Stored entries
Begin
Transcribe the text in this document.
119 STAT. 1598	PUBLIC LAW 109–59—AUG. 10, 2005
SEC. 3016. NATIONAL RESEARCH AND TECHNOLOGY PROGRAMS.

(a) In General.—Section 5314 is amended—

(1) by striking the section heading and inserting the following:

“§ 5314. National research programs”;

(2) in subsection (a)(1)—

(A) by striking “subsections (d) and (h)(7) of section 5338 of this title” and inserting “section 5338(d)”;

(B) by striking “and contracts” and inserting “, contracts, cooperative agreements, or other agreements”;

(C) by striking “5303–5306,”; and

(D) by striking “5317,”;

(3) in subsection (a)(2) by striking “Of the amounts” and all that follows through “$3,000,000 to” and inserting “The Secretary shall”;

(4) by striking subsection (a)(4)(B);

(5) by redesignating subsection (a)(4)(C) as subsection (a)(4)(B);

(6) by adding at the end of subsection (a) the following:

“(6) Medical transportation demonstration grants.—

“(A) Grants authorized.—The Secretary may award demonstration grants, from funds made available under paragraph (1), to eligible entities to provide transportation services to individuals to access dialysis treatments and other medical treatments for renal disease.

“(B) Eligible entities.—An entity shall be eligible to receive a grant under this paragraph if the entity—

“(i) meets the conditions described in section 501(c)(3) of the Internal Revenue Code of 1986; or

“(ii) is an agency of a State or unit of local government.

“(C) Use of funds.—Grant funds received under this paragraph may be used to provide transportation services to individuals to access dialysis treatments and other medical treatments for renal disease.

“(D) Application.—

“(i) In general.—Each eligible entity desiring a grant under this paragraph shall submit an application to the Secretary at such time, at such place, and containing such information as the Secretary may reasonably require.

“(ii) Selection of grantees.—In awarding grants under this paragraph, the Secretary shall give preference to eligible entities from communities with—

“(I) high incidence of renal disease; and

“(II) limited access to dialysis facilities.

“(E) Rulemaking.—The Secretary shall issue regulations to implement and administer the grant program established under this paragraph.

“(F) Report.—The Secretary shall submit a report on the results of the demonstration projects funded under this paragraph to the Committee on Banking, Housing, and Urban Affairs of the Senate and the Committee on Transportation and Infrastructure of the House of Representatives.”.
End
> Your task
Scan the records above for the string "services", then report every line that contains it.

> Written answer
“(A) Grants authorized.—The Secretary may award demonstration grants, from funds made available under paragraph (1), to eligible entities to provide transportation services to individuals to access dialysis treatments and other medical treatments for renal disease.
“(C) Use of funds.—Grant funds received under this paragraph may be used to provide transportation services to individuals to access dialysis treatments and other medical treatments for renal disease.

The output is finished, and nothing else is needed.